[The task]: Reproduce every line of the records below verbatim, omitting the pictures.

[Visual layout records]
= = =

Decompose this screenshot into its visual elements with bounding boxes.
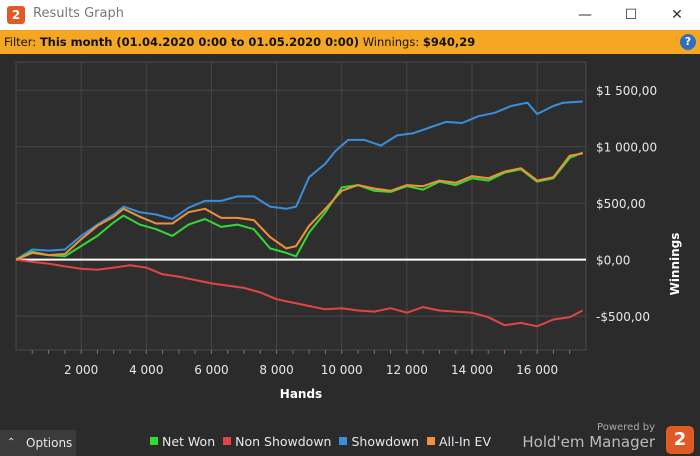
series-line-showdown: [15, 100, 583, 261]
series-lines: [15, 100, 584, 328]
y-tick-label: $1 000,00: [596, 141, 657, 155]
y-tick-label: $0,00: [596, 254, 630, 268]
options-button[interactable]: ⌃ Options: [0, 430, 76, 456]
legend-item[interactable]: Showdown: [339, 434, 419, 449]
legend-swatch: [223, 437, 232, 445]
x-tick-label: 8 000: [259, 363, 293, 377]
x-tick-label: 16 000: [516, 363, 558, 377]
brand-logo-icon: 2: [666, 426, 694, 454]
legend-label: Showdown: [351, 434, 419, 449]
series-line-all-in-ev: [15, 152, 583, 261]
legend-swatch: [339, 437, 348, 445]
powered-by-text: Powered by: [597, 422, 655, 433]
x-tick-labels: 2 000 4 000 6 000 8 000 10 000 12 000 14 000 16…: [64, 363, 558, 377]
filter-value[interactable]: This month (01.04.2020 0:00 to 01.05.202…: [39, 35, 360, 49]
title-bar: 2 Results Graph — ☐ ✕: [0, 0, 700, 30]
series-line-net-won: [15, 151, 584, 261]
question-icon[interactable]: ?: [680, 34, 696, 50]
winnings-value: $940,29: [422, 35, 476, 49]
maximize-button[interactable]: ☐: [624, 7, 638, 23]
legend-label: All-In EV: [438, 434, 491, 449]
legend-item[interactable]: Net Won: [150, 434, 215, 449]
y-axis-label: Winnings: [668, 233, 682, 296]
close-button[interactable]: ✕: [671, 7, 683, 23]
bottom-bar: ⌃ Options Net Won Non Showdown Showdown All…: [0, 420, 700, 456]
x-axis-label: Hands: [280, 387, 322, 401]
results-chart: 2 000 4 000 6 000 8 000 10 000 12 000 14 000 16…: [15, 61, 682, 401]
options-label: Options: [26, 436, 73, 450]
y-tick-label: $1 500,00: [596, 84, 657, 98]
window-title: Results Graph: [33, 6, 124, 21]
x-tick-label: 12 000: [386, 363, 428, 377]
x-tick-label: 6 000: [194, 363, 228, 377]
y-tick-labels: -$500,00 $0,00 $500,00 $1 000,00 $1 500,00: [596, 84, 657, 324]
legend-item[interactable]: All-In EV: [426, 434, 491, 449]
chevron-up-icon: ⌃: [7, 437, 16, 448]
app-logo-icon: 2: [7, 6, 25, 24]
plot-area: [15, 61, 587, 351]
y-tick-label: $500,00: [596, 197, 646, 211]
minimize-button[interactable]: —: [578, 7, 592, 23]
brand-name: Hold'em Manager: [522, 433, 655, 451]
legend-label: Net Won: [162, 434, 216, 449]
legend-swatch: [150, 437, 158, 445]
winnings-label: Winnings:: [362, 35, 420, 49]
legend-item[interactable]: Non Showdown: [223, 434, 331, 449]
grid: [16, 62, 586, 354]
legend-label: Non Showdown: [235, 434, 332, 449]
chart-legend: Net Won Non Showdown Showdown All-In EV: [150, 434, 499, 449]
filter-label: Filter:: [4, 35, 37, 49]
x-tick-label: 10 000: [321, 363, 363, 377]
x-tick-label: 2 000: [64, 363, 98, 377]
x-tick-label: 14 000: [451, 363, 493, 377]
filter-bar: Filter: This month (01.04.2020 0:00 to 0…: [0, 30, 700, 54]
x-tick-label: 4 000: [129, 363, 163, 377]
y-tick-label: -$500,00: [596, 310, 650, 324]
legend-swatch: [426, 437, 435, 445]
series-line-non-showdown: [15, 258, 584, 328]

= = =

[Output below]:
Decompose this screenshot into its visual elements with bounding boxes.
series-line-showdown: [15, 100, 583, 261]
series-lines: [15, 100, 584, 328]
y-tick-label: $1 000,00: [596, 141, 657, 155]
y-tick-label: $0,00: [596, 254, 630, 268]
options-button[interactable]: ⌃ Options: [0, 430, 76, 456]
legend-item[interactable]: Showdown: [339, 434, 419, 449]
legend-swatch: [223, 437, 232, 445]
x-tick-label: 8 000: [259, 363, 293, 377]
x-tick-label: 16 000: [516, 363, 558, 377]
brand-logo-icon: 2: [666, 426, 694, 454]
legend-label: Showdown: [351, 434, 419, 449]
series-line-all-in-ev: [15, 152, 583, 261]
legend-swatch: [339, 437, 348, 445]
powered-by-text: Powered by: [597, 422, 655, 433]
x-tick-labels: 2 000 4 000 6 000 8 000 10 000 12 000 14 000 16…: [64, 363, 558, 377]
filter-value[interactable]: This month (01.04.2020 0:00 to 01.05.202…: [39, 35, 360, 49]
title-bar: 2 Results Graph — ☐ ✕: [0, 0, 700, 30]
series-line-net-won: [15, 151, 584, 261]
question-icon[interactable]: ?: [680, 34, 696, 50]
winnings-value: $940,29: [422, 35, 476, 49]
maximize-button[interactable]: ☐: [624, 7, 638, 23]
legend-label: All-In EV: [438, 434, 491, 449]
legend-item[interactable]: Net Won: [150, 434, 215, 449]
y-axis-label: Winnings: [668, 233, 682, 296]
close-button[interactable]: ✕: [671, 7, 683, 23]
bottom-bar: ⌃ Options Net Won Non Showdown Showdown All…: [0, 420, 700, 456]
x-axis-label: Hands: [280, 387, 322, 401]
results-chart: 2 000 4 000 6 000 8 000 10 000 12 000 14 000 16…: [15, 61, 682, 401]
options-label: Options: [26, 436, 73, 450]
y-tick-label: $1 500,00: [596, 84, 657, 98]
window-title: Results Graph: [33, 6, 124, 21]
x-tick-label: 12 000: [386, 363, 428, 377]
x-tick-label: 6 000: [194, 363, 228, 377]
y-tick-labels: -$500,00 $0,00 $500,00 $1 000,00 $1 500,00: [596, 84, 657, 324]
legend-item[interactable]: All-In EV: [426, 434, 491, 449]
chevron-up-icon: ⌃: [7, 437, 16, 448]
app-logo-icon: 2: [7, 6, 25, 24]
plot-area: [15, 61, 587, 351]
y-tick-label: $500,00: [596, 197, 646, 211]
minimize-button[interactable]: —: [578, 7, 592, 23]
brand-name: Hold'em Manager: [522, 433, 655, 451]
legend-label: Net Won: [162, 434, 216, 449]
legend-swatch: [150, 437, 158, 445]
winnings-label: Winnings:: [362, 35, 420, 49]
legend-item[interactable]: Non Showdown: [223, 434, 331, 449]
grid: [16, 62, 586, 354]
legend-label: Non Showdown: [235, 434, 332, 449]
chart-legend: Net Won Non Showdown Showdown All-In EV: [150, 434, 499, 449]
filter-label: Filter:: [4, 35, 37, 49]
x-tick-label: 10 000: [321, 363, 363, 377]
x-tick-label: 2 000: [64, 363, 98, 377]
x-tick-label: 14 000: [451, 363, 493, 377]
filter-bar: Filter: This month (01.04.2020 0:00 to 0…: [0, 30, 700, 54]
x-tick-label: 4 000: [129, 363, 163, 377]
y-tick-label: -$500,00: [596, 310, 650, 324]
legend-swatch: [426, 437, 435, 445]
series-line-non-showdown: [15, 258, 584, 328]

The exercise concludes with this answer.